**Given problem**: Pick out all lines of the entries that include the word "title" and copy them.

**Data excerpts**:
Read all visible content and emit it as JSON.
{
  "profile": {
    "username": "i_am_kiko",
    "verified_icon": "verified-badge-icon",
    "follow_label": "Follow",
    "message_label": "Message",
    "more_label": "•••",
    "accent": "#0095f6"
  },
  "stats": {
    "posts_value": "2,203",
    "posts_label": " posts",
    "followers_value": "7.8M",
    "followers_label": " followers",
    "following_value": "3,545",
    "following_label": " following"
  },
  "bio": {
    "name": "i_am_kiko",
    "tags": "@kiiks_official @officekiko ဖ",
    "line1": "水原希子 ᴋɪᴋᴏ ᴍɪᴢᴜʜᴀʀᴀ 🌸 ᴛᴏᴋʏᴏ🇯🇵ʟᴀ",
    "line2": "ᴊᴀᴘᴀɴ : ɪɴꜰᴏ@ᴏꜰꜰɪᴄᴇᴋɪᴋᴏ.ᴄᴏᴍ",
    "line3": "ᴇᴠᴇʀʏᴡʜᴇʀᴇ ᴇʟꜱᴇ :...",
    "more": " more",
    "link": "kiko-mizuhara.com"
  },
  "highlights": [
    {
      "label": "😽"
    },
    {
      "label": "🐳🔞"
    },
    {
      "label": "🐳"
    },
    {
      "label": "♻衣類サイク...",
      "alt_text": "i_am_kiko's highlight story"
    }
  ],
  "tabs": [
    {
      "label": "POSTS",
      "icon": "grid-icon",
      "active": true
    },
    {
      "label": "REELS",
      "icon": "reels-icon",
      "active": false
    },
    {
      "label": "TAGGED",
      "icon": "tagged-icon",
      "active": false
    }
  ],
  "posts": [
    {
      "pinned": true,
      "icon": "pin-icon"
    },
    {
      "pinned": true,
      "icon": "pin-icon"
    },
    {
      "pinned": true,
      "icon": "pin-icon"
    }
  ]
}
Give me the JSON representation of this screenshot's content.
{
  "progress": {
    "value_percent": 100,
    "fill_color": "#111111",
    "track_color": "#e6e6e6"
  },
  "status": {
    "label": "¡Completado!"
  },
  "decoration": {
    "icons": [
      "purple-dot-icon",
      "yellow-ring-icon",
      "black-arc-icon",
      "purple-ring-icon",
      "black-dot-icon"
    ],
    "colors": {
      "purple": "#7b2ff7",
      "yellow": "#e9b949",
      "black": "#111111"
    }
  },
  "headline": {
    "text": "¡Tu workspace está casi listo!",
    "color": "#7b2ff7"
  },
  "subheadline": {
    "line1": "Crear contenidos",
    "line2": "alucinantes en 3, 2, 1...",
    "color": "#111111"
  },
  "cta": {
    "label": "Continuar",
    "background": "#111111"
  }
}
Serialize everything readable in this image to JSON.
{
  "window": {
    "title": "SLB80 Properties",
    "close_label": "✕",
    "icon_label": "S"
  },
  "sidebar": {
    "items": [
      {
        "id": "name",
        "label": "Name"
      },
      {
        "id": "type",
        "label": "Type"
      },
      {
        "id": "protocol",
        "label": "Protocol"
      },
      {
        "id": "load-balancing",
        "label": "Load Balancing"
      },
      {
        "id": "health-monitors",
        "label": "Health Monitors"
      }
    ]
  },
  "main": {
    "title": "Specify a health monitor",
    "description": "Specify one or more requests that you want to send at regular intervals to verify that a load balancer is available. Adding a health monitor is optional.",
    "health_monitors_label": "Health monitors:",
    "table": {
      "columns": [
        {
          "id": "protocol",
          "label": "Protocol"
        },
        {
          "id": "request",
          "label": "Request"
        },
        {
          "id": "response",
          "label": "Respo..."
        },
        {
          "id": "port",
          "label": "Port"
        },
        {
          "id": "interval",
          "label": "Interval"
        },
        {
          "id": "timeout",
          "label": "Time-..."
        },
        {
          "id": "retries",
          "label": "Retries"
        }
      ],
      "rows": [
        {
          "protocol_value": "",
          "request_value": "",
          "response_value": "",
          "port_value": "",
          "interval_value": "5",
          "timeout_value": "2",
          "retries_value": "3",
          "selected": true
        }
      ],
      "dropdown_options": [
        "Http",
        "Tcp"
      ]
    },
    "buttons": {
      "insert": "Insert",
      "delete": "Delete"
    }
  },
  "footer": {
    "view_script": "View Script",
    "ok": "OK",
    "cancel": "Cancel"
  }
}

**Result of the task**:
    "title": "SLB80 Properties",
    "title": "Specify a health monitor",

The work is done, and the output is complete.